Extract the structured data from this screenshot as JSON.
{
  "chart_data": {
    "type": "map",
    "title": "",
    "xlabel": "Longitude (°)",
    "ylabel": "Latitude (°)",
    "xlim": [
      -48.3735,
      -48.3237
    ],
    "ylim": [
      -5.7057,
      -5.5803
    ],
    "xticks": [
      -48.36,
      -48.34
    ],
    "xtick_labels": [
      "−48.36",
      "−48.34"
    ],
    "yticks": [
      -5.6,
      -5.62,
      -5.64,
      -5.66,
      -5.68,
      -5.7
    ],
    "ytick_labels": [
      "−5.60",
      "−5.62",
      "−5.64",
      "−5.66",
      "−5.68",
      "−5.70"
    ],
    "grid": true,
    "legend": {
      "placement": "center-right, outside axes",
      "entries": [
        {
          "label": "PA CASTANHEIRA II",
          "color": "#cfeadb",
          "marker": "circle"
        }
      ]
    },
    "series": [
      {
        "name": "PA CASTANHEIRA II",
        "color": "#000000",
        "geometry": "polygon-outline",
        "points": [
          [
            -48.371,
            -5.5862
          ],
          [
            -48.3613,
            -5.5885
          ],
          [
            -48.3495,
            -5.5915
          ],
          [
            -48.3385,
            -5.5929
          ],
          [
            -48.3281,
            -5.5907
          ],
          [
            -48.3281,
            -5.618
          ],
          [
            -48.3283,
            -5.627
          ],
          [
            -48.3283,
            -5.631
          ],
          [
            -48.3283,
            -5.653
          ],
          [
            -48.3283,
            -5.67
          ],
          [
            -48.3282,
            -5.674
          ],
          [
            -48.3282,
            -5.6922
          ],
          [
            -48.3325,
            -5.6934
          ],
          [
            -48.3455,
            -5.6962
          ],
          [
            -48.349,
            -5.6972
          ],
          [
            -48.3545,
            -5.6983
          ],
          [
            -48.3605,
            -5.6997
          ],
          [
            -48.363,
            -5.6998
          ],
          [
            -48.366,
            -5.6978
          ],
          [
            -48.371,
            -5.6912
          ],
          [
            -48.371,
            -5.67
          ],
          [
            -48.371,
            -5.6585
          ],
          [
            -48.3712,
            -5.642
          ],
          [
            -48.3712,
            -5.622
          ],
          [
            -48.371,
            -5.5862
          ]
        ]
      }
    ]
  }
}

• • •

AIM: Find the word "CASTANHEIRA" in the material, then list each line that holds it.

RESULT OF THIS EXERCISE:
          "label": "PA CASTANHEIRA II",
        "name": "PA CASTANHEIRA II",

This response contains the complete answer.